→ YOUR GOAL: Write out the material again exactly, please, and omit the pictures.

BEGIN LISTED RECORDS

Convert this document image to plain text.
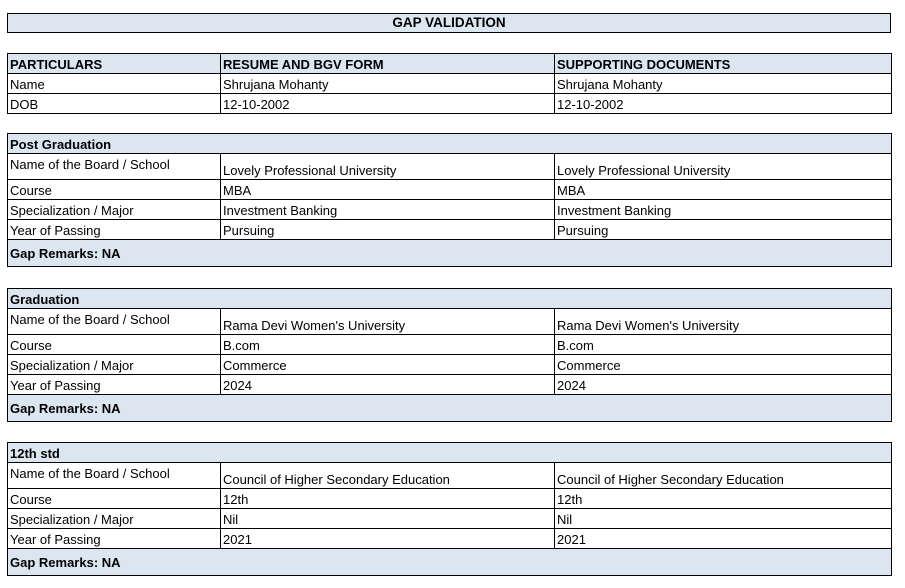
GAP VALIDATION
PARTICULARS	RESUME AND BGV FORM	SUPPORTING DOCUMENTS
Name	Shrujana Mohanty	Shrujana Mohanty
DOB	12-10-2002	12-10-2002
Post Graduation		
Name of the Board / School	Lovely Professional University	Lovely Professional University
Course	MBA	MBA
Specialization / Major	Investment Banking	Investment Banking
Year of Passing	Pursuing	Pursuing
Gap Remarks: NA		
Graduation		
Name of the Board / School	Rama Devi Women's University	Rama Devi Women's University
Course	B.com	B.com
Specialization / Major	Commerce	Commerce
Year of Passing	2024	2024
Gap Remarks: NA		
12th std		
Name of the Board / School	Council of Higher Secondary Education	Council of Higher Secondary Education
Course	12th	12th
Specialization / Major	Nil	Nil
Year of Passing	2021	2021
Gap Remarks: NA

END LISTED RECORDS

→ SOLUTION TO THIS PROBLEM:
Convert this document image to plain text.
GAP VALIDATION
PARTICULARS	RESUME AND BGV FORM	SUPPORTING DOCUMENTS
Name	Shrujana Mohanty	Shrujana Mohanty
DOB	12-10-2002	12-10-2002
Post Graduation		
Name of the Board / School	Lovely Professional University	Lovely Professional University
Course	MBA	MBA
Specialization / Major	Investment Banking	Investment Banking
Year of Passing	Pursuing	Pursuing
Gap Remarks: NA		
Graduation		
Name of the Board / School	Rama Devi Women's University	Rama Devi Women's University
Course	B.com	B.com
Specialization / Major	Commerce	Commerce
Year of Passing	2024	2024
Gap Remarks: NA		
12th std		
Name of the Board / School	Council of Higher Secondary Education	Council of Higher Secondary Education
Course	12th	12th
Specialization / Major	Nil	Nil
Year of Passing	2021	2021
Gap Remarks: NA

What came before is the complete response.